Directive. List each line in which the string "Copy" appears.

[start of Records for the exercise]

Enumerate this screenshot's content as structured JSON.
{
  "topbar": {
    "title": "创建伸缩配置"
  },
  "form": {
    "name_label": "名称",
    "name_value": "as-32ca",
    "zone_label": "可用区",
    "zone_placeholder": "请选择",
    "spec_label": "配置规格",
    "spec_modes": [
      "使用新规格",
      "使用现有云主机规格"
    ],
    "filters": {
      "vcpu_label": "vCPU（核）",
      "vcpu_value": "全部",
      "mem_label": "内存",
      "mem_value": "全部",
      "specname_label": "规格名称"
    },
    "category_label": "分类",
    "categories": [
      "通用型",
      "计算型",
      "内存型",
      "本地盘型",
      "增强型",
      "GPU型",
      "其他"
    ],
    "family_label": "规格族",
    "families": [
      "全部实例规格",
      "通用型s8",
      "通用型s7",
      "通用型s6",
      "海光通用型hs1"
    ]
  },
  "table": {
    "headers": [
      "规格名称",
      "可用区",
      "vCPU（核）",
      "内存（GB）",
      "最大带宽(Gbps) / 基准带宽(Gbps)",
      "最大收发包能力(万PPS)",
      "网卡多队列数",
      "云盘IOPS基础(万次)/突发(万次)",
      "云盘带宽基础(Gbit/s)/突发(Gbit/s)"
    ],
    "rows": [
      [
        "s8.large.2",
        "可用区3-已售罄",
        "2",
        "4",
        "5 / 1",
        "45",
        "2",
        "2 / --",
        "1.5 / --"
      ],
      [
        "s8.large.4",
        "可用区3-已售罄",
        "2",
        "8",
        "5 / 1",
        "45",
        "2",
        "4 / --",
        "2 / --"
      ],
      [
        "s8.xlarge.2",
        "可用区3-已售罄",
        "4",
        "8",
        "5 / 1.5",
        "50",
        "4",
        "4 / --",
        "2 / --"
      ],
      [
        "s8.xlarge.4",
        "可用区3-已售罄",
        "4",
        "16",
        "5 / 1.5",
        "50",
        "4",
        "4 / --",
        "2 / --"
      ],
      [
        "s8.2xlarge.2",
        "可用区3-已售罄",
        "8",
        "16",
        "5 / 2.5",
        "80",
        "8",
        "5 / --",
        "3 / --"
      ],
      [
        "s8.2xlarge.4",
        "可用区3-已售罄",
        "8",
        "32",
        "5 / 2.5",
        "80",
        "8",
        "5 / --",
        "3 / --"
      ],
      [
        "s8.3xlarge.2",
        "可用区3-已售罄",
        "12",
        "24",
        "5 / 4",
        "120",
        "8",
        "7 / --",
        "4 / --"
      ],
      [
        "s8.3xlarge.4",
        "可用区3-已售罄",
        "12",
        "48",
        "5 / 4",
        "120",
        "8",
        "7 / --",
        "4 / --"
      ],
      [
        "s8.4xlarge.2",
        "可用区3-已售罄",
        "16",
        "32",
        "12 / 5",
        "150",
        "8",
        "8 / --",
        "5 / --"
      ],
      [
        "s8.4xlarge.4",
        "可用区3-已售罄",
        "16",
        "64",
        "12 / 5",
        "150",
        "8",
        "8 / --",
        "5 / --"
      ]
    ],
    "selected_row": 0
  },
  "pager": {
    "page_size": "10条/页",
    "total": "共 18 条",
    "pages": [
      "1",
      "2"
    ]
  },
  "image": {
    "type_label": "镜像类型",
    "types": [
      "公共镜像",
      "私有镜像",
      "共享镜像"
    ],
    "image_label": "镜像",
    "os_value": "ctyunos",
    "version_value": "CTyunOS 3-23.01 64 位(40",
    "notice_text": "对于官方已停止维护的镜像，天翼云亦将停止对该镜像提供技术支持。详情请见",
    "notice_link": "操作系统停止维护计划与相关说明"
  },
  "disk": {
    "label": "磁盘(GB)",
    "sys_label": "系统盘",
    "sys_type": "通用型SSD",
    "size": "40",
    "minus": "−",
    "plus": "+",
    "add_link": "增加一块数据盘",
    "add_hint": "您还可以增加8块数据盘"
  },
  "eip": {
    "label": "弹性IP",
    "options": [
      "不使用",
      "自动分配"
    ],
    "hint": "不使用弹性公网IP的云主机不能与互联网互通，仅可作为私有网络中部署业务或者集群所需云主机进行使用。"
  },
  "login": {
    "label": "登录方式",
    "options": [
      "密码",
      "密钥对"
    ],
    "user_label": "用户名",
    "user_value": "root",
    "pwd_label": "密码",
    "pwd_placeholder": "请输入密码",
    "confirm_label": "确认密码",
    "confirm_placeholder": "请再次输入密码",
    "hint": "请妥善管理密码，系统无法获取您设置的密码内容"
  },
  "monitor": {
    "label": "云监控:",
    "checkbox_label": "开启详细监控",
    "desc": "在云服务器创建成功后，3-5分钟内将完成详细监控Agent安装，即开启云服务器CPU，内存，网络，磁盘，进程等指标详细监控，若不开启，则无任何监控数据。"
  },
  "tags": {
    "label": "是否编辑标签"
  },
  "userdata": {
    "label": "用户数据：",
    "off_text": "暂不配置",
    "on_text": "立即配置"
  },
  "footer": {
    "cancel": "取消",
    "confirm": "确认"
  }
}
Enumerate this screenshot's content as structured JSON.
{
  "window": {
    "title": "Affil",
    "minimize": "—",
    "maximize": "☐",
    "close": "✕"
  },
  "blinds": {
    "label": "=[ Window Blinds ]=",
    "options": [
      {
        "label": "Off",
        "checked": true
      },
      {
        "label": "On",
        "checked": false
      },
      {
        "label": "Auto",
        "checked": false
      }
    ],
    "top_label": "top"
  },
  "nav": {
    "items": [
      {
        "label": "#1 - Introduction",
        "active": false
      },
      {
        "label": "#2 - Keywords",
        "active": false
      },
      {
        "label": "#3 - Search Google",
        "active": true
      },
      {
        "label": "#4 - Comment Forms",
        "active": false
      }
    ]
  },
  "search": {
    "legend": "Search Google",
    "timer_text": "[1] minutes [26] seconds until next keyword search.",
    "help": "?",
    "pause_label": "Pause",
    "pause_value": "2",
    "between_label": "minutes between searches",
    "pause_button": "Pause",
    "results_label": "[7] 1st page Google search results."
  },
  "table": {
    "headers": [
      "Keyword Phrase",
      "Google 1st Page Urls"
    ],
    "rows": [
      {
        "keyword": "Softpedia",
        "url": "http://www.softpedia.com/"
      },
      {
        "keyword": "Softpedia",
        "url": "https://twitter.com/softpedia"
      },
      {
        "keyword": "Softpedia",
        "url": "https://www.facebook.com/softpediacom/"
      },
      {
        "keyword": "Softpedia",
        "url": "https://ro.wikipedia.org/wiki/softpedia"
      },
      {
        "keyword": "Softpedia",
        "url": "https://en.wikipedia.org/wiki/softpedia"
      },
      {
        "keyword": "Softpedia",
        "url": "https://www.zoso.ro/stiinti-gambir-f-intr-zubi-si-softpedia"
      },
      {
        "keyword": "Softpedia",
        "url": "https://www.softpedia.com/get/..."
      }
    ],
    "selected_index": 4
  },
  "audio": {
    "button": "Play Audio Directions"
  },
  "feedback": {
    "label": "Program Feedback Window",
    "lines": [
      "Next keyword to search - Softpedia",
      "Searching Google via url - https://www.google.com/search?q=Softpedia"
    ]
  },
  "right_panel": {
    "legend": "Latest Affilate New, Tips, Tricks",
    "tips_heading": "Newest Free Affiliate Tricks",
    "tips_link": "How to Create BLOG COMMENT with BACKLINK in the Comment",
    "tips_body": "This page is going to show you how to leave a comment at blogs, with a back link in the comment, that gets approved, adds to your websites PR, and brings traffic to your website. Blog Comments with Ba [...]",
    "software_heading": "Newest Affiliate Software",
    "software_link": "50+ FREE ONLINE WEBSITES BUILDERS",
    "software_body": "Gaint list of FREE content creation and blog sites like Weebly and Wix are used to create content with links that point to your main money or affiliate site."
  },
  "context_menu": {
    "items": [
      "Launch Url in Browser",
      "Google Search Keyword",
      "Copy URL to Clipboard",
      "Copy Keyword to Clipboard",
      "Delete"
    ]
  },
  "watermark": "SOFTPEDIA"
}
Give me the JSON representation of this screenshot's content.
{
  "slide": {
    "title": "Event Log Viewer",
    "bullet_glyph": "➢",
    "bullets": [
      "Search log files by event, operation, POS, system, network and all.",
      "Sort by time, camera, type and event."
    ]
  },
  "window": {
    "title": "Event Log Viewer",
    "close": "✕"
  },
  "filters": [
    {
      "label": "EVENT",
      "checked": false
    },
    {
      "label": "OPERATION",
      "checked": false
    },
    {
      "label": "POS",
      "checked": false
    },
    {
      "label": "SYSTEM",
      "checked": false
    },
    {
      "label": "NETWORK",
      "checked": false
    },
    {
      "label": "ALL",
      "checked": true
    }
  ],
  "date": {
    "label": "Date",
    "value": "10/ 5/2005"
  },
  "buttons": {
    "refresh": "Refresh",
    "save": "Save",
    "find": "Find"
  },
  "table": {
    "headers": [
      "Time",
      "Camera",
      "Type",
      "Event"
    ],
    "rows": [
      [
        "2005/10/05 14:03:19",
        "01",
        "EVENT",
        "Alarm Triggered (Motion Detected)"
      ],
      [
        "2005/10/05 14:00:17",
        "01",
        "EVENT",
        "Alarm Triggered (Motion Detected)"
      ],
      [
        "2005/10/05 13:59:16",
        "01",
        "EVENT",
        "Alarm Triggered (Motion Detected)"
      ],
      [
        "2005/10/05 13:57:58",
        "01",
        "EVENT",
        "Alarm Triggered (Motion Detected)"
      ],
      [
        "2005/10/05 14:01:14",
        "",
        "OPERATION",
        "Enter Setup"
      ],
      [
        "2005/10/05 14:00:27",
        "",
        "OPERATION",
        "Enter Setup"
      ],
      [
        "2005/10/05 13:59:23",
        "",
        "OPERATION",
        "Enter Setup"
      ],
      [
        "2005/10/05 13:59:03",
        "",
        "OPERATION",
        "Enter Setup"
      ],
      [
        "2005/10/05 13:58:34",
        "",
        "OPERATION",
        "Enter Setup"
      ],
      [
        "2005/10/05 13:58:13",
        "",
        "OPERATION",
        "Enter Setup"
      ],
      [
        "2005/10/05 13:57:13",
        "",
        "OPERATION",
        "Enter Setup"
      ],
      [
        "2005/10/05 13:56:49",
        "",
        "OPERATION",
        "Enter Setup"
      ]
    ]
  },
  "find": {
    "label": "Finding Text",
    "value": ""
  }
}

[end of Records for the exercise]

Result for this exercise.
      "Copy URL to Clipboard",
      "Copy Keyword to Clipboard",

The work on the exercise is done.